→ EXERCISE PROMPT
Listed below are entries; give the number of lines among them that include "columns", and only that number.

(Items from a data source)
-- begin --
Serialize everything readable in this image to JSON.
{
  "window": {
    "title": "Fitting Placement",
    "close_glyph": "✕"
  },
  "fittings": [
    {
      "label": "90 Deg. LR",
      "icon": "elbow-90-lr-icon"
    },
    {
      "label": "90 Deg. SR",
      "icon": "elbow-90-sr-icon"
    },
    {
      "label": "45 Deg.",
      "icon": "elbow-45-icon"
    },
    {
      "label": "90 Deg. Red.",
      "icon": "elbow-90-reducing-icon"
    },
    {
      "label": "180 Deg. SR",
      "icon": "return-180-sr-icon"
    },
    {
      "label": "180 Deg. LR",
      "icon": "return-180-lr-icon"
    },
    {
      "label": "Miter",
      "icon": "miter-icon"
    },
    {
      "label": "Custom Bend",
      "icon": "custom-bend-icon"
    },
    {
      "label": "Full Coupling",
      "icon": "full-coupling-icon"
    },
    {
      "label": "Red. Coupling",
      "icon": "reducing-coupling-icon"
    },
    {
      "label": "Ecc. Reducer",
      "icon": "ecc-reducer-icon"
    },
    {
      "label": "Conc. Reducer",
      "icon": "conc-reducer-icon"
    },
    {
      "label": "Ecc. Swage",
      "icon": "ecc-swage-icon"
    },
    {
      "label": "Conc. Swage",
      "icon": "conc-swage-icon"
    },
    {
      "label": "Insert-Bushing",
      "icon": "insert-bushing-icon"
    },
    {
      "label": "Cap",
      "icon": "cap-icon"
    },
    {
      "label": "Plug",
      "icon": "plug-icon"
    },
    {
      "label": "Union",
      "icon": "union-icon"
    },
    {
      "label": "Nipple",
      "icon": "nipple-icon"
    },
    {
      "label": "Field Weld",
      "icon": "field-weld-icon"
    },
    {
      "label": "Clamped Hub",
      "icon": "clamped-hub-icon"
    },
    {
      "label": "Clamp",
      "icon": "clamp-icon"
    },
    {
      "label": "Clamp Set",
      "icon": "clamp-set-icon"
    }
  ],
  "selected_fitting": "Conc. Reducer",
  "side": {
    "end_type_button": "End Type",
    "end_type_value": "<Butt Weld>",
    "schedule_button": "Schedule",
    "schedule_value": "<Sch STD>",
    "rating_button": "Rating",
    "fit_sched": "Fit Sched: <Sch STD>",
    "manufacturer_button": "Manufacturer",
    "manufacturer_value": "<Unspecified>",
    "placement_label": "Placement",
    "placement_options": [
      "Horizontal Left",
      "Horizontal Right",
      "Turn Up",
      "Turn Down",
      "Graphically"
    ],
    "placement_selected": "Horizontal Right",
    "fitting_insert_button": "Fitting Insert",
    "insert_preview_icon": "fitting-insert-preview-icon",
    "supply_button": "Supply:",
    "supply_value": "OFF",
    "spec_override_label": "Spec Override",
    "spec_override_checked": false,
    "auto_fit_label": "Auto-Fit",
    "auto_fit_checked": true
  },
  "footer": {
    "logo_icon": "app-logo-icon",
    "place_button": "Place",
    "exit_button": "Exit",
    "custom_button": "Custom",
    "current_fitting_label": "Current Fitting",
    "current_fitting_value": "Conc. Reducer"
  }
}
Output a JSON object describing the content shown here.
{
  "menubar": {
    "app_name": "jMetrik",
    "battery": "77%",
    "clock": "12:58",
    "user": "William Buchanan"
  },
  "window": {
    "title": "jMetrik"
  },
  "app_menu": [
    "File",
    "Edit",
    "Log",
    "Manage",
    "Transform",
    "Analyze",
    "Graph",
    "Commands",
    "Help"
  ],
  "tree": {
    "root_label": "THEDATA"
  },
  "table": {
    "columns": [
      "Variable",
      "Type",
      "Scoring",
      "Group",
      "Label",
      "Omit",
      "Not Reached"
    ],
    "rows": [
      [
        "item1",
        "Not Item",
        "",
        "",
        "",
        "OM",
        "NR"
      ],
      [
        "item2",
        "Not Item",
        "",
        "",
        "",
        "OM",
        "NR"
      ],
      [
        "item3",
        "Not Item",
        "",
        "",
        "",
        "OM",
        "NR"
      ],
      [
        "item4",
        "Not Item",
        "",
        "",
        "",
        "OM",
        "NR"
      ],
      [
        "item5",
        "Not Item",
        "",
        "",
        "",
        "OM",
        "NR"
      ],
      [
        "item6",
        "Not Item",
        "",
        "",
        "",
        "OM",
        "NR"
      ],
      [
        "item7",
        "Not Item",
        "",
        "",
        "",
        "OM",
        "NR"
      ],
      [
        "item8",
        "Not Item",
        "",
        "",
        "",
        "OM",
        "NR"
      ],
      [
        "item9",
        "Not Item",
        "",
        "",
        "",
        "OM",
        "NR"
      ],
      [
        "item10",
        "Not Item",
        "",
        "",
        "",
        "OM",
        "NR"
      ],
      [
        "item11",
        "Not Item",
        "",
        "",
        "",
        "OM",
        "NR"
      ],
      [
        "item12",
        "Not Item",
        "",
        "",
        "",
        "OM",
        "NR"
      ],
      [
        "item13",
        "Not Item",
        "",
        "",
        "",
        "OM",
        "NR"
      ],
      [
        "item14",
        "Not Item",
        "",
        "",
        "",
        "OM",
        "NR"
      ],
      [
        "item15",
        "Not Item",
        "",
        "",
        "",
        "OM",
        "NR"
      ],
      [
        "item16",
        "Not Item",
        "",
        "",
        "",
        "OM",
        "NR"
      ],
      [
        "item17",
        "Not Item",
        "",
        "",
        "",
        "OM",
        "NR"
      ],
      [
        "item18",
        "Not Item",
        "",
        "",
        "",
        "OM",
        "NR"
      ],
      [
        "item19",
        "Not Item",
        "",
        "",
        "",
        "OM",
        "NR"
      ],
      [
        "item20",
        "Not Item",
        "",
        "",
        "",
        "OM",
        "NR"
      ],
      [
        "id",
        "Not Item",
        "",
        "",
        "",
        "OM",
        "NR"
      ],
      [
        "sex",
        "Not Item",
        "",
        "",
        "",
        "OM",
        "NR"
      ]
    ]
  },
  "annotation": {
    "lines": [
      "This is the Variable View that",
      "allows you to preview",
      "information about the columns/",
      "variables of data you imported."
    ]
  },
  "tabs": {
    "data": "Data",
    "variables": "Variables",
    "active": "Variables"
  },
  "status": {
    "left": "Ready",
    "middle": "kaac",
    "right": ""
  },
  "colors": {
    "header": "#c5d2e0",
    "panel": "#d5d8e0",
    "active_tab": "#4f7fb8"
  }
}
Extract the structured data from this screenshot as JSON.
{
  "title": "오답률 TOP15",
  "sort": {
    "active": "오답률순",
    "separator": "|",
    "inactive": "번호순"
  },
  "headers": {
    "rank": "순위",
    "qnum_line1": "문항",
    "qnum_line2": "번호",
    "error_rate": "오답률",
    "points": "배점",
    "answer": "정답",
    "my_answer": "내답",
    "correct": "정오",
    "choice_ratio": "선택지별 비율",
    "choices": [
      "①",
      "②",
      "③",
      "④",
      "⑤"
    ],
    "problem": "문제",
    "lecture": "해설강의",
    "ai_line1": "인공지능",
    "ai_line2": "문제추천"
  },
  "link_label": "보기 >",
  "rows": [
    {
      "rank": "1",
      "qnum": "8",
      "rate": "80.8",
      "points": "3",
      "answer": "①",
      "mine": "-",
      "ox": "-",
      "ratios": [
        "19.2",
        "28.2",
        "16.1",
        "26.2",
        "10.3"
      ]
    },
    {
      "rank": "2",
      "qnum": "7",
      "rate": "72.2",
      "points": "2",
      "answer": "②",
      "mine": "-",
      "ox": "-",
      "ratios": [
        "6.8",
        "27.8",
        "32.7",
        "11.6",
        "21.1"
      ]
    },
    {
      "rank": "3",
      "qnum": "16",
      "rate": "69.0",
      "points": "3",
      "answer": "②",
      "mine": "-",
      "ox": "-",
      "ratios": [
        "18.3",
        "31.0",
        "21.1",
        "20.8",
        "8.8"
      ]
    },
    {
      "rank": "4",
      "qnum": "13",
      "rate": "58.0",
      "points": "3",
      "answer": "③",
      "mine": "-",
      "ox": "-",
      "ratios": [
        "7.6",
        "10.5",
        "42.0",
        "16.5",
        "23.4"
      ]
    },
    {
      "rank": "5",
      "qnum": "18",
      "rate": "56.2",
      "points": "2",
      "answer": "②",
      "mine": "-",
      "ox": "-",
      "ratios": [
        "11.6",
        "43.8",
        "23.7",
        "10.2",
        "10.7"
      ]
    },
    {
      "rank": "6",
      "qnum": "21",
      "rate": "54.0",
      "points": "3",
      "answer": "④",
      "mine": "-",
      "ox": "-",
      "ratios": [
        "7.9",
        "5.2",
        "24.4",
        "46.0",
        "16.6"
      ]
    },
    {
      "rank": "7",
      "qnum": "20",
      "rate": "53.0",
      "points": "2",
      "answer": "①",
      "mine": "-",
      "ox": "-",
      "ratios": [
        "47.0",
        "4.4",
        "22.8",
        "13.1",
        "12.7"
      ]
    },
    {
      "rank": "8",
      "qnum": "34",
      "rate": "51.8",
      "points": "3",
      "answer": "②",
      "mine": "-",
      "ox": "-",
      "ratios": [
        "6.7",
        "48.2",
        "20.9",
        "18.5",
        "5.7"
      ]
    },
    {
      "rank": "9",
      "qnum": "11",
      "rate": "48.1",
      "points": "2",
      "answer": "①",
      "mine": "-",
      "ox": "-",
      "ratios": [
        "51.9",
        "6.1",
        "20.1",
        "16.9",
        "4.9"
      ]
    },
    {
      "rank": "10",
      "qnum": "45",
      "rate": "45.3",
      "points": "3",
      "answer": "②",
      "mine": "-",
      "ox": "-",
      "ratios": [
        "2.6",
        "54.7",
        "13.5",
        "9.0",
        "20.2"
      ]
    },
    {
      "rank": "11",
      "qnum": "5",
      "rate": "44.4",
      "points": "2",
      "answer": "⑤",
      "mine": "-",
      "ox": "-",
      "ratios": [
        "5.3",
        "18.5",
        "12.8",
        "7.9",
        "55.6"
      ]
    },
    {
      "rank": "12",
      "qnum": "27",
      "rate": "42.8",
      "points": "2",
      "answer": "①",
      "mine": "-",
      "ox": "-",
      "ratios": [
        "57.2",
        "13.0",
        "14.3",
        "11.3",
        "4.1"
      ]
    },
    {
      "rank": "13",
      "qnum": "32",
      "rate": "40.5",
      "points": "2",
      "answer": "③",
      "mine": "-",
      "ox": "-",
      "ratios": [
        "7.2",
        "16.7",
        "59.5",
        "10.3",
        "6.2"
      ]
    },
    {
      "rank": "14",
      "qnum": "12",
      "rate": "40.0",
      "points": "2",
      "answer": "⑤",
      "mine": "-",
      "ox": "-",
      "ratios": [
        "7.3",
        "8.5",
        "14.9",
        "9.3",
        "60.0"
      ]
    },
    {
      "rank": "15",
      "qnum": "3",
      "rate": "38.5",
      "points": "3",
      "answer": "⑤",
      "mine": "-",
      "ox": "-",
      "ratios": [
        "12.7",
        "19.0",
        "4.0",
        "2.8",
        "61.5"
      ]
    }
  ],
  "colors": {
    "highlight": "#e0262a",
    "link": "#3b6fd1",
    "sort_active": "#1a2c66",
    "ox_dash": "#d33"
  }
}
-- end --
→ SOLVED PROBLEM
2